* _WRITTEN INSTRUCTION_
Print all records exactly, leaving nothing out.

* _DATA FOR PROCESSING_

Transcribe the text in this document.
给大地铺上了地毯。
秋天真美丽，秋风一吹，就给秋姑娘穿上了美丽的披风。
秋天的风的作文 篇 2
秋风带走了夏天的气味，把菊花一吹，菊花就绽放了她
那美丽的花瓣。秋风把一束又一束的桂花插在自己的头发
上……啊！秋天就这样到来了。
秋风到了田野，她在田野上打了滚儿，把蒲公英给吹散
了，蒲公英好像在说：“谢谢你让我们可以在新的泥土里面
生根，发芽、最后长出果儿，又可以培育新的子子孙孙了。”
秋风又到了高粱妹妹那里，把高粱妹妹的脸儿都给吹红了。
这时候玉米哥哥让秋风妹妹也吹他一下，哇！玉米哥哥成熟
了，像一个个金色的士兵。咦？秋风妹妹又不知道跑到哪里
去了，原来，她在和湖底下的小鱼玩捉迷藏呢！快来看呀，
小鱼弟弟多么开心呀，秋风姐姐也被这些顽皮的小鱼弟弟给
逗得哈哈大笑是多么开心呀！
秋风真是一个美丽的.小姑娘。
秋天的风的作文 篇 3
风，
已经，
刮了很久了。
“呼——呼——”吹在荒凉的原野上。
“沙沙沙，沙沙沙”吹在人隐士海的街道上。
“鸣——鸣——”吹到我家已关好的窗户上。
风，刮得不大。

* _CORRECT ANSWER_
Transcribe the text in this document.
给大地铺上了地毯。
秋天真美丽，秋风一吹，就给秋姑娘穿上了美丽的披风。
秋天的风的作文 篇 2
秋风带走了夏天的气味，把菊花一吹，菊花就绽放了她
那美丽的花瓣。秋风把一束又一束的桂花插在自己的头发
上……啊！秋天就这样到来了。
秋风到了田野，她在田野上打了滚儿，把蒲公英给吹散
了，蒲公英好像在说：“谢谢你让我们可以在新的泥土里面
生根，发芽、最后长出果儿，又可以培育新的子子孙孙了。”
秋风又到了高粱妹妹那里，把高粱妹妹的脸儿都给吹红了。
这时候玉米哥哥让秋风妹妹也吹他一下，哇！玉米哥哥成熟
了，像一个个金色的士兵。咦？秋风妹妹又不知道跑到哪里
去了，原来，她在和湖底下的小鱼玩捉迷藏呢！快来看呀，
小鱼弟弟多么开心呀，秋风姐姐也被这些顽皮的小鱼弟弟给
逗得哈哈大笑是多么开心呀！
秋风真是一个美丽的.小姑娘。
秋天的风的作文 篇 3
风，
已经，
刮了很久了。
“呼——呼——”吹在荒凉的原野上。
“沙沙沙，沙沙沙”吹在人隐士海的街道上。
“鸣——鸣——”吹到我家已关好的窗户上。
风，刮得不大。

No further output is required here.